## To be done
Give the number of lines in the listing below that include the word "emoji", with nothing more.

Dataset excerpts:
---
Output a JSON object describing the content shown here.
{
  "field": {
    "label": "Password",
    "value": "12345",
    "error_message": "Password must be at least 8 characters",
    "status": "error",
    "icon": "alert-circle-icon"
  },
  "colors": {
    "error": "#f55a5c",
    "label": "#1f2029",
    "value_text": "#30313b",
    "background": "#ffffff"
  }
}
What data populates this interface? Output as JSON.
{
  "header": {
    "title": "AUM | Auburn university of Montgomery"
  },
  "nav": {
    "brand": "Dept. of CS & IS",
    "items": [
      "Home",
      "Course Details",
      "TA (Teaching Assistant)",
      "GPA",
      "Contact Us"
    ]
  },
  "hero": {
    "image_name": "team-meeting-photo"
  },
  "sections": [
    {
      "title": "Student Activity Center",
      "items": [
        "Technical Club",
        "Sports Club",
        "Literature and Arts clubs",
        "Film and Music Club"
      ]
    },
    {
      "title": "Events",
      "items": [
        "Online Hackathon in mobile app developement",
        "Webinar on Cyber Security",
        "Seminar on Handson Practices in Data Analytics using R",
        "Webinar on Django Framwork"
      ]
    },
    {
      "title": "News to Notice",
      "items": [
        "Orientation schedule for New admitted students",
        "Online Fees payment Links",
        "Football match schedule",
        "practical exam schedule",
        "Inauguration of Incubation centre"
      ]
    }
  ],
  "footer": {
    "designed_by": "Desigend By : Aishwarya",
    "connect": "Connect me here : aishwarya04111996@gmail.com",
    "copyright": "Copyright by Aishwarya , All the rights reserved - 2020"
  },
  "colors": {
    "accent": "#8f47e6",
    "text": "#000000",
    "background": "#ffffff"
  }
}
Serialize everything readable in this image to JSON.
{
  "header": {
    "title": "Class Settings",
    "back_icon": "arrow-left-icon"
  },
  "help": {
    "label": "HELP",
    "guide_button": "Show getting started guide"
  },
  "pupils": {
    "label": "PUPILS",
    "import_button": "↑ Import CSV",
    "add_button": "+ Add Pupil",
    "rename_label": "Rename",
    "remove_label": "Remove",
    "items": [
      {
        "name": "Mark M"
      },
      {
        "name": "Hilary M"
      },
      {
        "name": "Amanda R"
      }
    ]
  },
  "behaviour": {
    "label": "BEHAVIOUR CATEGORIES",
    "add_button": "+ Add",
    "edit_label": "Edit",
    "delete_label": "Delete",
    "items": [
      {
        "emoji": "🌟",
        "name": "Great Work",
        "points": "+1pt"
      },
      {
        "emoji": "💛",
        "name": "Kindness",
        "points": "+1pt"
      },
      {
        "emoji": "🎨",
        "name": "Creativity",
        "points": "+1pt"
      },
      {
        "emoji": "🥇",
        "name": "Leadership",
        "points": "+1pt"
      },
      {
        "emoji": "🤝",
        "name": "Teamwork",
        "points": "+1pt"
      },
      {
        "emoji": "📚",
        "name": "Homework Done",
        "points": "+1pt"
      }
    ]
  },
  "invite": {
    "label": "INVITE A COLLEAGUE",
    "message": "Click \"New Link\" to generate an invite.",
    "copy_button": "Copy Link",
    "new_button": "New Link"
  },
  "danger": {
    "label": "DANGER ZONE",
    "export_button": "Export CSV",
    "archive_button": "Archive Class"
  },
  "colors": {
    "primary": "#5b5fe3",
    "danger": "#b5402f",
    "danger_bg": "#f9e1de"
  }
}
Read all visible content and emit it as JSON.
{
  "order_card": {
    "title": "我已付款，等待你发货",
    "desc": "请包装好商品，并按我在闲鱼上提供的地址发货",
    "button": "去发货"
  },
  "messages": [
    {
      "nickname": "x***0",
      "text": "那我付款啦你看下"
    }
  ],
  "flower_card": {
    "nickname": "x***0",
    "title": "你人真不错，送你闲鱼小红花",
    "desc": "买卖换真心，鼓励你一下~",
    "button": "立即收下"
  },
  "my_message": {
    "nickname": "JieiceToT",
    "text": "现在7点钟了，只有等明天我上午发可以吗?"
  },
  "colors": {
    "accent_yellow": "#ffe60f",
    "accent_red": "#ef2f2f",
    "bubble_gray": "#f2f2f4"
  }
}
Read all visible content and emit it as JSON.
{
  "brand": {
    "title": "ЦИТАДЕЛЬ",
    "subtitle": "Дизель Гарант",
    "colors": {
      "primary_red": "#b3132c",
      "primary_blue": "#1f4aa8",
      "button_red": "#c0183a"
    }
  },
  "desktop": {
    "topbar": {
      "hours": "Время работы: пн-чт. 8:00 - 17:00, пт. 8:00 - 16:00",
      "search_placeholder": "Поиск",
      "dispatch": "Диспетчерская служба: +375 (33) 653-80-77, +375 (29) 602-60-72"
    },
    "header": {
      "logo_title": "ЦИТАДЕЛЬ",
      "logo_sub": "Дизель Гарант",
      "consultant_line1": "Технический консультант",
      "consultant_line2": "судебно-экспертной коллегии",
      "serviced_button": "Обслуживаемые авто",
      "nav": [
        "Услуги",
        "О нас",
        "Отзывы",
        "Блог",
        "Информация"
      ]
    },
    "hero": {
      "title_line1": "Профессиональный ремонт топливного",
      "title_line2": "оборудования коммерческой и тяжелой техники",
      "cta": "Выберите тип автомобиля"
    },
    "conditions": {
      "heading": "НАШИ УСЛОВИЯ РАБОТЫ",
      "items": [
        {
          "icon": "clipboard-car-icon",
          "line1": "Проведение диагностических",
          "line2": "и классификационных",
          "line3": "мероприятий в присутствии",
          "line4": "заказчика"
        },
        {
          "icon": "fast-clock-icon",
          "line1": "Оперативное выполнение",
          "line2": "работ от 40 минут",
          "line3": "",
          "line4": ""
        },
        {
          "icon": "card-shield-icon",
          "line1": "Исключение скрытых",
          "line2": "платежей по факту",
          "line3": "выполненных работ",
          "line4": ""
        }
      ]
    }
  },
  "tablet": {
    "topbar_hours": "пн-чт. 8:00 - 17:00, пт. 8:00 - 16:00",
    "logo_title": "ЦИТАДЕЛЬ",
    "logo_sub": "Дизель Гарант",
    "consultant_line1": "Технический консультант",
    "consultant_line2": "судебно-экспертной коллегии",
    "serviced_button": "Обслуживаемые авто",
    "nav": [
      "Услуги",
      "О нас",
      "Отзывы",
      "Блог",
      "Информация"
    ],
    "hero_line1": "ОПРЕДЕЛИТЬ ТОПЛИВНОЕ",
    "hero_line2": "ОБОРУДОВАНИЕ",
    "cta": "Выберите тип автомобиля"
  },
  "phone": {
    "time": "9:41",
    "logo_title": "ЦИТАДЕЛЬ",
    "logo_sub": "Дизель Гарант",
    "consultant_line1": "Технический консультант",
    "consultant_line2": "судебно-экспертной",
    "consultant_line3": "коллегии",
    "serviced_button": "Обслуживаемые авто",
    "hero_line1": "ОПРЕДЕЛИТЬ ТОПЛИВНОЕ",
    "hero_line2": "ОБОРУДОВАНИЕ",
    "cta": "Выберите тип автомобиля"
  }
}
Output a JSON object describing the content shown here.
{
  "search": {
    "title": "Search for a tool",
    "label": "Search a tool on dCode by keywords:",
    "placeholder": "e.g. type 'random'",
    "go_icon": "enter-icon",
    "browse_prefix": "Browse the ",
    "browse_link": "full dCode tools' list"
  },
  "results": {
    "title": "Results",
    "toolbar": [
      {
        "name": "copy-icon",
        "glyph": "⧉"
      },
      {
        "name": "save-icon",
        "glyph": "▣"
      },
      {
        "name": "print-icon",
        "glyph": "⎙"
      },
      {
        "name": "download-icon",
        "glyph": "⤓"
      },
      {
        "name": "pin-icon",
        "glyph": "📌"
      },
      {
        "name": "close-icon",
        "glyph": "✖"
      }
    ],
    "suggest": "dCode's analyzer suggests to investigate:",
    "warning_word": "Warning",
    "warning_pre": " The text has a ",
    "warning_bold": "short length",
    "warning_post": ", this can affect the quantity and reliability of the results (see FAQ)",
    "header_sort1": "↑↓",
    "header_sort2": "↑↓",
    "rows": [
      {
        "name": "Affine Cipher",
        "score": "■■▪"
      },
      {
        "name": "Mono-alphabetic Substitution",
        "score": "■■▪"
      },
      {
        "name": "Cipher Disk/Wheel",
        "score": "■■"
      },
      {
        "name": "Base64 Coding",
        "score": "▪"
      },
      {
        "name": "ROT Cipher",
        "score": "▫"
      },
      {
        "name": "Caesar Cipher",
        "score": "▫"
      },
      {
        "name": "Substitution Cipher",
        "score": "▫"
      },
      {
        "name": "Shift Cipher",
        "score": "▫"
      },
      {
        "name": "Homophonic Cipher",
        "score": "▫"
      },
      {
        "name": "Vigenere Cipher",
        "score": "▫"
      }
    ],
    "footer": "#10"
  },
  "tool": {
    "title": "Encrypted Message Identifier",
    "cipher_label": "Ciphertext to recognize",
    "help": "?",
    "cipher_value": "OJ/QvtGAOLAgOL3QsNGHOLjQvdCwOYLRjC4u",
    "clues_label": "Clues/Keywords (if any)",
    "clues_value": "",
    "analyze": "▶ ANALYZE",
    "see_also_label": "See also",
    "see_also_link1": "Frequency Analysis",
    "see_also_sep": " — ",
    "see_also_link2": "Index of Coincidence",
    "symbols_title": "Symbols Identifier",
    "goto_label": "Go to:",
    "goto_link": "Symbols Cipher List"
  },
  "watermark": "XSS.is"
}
---
## Solved exercise
6